**DIRECTION**
Say how many lines include the word "ASTM", using only a number.

**INPUT MATERIAL**
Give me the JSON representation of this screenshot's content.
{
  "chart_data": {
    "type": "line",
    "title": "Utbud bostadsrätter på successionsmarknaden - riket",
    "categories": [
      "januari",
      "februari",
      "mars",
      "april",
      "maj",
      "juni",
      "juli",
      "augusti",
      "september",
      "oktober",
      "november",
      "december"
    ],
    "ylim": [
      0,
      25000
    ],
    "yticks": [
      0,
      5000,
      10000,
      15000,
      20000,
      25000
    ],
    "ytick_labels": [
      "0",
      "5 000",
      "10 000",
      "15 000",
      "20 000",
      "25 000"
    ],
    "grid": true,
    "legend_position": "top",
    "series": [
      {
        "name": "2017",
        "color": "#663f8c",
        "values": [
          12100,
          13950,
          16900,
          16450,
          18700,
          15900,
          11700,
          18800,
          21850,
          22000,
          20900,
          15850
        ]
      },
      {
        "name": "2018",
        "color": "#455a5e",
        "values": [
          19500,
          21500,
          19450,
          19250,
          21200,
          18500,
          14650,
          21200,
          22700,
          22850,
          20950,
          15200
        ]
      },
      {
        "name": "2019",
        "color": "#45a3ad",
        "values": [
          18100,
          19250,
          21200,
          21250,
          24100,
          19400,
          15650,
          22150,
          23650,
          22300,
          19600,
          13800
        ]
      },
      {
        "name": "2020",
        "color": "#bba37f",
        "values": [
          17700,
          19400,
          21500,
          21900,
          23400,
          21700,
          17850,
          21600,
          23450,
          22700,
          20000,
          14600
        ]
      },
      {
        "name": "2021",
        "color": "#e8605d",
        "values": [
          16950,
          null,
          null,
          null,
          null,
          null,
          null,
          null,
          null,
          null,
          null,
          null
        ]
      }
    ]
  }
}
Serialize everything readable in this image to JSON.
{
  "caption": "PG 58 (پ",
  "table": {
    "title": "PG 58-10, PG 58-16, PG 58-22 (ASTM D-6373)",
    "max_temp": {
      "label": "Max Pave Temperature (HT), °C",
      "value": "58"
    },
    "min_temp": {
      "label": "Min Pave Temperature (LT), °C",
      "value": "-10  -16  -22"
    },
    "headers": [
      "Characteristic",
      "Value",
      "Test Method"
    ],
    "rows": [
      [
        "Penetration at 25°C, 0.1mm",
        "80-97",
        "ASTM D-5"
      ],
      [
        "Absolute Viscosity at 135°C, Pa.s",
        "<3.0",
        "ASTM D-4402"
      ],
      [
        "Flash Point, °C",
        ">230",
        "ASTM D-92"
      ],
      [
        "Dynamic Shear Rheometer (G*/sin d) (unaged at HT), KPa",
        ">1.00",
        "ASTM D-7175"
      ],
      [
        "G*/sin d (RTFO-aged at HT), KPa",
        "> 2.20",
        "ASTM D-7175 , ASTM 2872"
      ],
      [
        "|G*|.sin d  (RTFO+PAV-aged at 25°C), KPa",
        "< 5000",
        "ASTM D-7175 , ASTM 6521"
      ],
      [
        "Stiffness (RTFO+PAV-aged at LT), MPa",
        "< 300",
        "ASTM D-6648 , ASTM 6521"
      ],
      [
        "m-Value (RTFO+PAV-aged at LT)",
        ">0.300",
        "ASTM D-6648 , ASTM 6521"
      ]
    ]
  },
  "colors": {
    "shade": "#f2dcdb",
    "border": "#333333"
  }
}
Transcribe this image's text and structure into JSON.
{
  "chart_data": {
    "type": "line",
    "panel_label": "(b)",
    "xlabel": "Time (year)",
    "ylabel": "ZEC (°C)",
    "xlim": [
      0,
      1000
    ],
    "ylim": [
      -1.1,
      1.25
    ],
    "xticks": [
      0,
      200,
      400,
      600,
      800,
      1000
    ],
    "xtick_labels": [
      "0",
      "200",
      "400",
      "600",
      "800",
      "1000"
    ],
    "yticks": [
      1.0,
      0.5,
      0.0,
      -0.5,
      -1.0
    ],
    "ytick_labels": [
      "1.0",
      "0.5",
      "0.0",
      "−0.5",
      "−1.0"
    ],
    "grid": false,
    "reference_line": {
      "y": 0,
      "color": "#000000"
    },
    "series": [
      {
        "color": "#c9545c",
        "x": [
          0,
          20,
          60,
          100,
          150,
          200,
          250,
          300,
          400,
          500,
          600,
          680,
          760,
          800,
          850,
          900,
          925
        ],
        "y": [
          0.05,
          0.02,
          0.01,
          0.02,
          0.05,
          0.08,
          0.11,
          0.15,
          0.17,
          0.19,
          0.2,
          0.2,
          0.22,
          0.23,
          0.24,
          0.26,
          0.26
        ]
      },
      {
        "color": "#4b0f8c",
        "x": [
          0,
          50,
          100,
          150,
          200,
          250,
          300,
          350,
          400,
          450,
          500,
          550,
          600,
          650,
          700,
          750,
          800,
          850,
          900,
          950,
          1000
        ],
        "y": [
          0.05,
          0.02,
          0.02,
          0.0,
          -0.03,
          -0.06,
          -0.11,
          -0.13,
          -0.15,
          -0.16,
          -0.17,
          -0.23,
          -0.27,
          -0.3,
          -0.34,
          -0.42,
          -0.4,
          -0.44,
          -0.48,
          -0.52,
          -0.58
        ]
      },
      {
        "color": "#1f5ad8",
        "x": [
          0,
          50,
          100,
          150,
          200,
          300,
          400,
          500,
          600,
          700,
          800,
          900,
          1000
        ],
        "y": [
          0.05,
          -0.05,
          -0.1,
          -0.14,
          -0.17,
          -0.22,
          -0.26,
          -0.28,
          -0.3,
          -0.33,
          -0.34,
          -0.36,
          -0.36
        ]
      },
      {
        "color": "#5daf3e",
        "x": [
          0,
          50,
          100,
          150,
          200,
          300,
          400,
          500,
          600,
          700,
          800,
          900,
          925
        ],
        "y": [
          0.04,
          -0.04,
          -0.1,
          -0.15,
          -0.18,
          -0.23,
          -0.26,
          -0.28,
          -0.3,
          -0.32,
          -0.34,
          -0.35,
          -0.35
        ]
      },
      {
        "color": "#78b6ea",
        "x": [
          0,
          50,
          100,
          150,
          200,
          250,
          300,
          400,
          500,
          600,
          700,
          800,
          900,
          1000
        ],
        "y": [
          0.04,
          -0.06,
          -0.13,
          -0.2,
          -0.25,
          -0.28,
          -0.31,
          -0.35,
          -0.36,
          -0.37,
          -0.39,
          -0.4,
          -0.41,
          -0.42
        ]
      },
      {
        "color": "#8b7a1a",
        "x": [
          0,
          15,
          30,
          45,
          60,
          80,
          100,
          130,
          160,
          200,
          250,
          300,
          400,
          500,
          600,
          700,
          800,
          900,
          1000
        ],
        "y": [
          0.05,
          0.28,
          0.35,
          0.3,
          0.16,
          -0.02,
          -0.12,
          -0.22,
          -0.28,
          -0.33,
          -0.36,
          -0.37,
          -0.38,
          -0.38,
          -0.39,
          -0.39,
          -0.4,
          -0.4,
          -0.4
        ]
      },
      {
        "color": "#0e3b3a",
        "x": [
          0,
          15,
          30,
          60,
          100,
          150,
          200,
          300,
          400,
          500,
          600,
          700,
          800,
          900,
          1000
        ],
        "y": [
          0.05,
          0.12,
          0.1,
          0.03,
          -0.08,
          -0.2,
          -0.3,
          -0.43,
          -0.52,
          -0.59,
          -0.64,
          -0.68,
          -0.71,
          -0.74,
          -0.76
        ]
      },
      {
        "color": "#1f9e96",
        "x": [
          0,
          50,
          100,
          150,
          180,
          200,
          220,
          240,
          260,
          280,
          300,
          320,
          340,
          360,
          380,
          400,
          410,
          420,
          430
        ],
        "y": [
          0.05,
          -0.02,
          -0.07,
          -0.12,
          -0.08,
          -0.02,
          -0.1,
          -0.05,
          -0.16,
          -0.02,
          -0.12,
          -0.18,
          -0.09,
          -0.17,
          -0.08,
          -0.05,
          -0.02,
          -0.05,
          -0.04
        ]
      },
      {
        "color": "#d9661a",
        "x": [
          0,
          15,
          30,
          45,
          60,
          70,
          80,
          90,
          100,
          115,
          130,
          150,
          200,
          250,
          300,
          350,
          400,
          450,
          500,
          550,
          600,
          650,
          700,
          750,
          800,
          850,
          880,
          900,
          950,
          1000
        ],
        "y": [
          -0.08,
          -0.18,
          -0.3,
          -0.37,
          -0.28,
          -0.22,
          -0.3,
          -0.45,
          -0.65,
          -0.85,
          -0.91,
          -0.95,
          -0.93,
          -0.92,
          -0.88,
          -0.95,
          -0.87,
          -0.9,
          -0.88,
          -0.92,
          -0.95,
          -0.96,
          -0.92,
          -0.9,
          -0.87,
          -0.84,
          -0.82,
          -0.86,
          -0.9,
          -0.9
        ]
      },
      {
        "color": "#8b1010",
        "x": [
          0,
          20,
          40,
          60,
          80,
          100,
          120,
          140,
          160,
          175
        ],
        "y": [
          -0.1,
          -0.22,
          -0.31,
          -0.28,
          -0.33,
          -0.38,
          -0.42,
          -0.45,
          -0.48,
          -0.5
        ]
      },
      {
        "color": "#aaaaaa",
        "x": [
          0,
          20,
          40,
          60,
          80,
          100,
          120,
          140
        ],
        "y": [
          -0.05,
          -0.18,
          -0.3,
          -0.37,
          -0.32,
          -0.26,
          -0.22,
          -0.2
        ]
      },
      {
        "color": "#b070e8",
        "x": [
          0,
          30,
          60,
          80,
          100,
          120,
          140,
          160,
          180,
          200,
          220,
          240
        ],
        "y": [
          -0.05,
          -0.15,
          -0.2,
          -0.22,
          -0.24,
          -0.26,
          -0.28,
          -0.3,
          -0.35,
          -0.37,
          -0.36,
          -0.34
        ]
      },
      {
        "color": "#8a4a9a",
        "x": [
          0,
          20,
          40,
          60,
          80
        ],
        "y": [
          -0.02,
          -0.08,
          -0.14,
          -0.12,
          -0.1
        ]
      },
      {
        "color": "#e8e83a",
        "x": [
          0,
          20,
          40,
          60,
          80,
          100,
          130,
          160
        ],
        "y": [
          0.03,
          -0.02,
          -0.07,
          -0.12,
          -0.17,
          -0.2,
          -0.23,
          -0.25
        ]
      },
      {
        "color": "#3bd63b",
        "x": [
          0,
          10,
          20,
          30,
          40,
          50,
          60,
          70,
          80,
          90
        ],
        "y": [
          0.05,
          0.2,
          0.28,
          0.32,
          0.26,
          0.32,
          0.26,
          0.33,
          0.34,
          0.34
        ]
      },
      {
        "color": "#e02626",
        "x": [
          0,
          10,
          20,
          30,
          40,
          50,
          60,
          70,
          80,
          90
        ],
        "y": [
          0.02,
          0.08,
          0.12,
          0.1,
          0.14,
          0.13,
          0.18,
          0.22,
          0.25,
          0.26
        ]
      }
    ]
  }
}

**PROBLEM SOLUTION**
9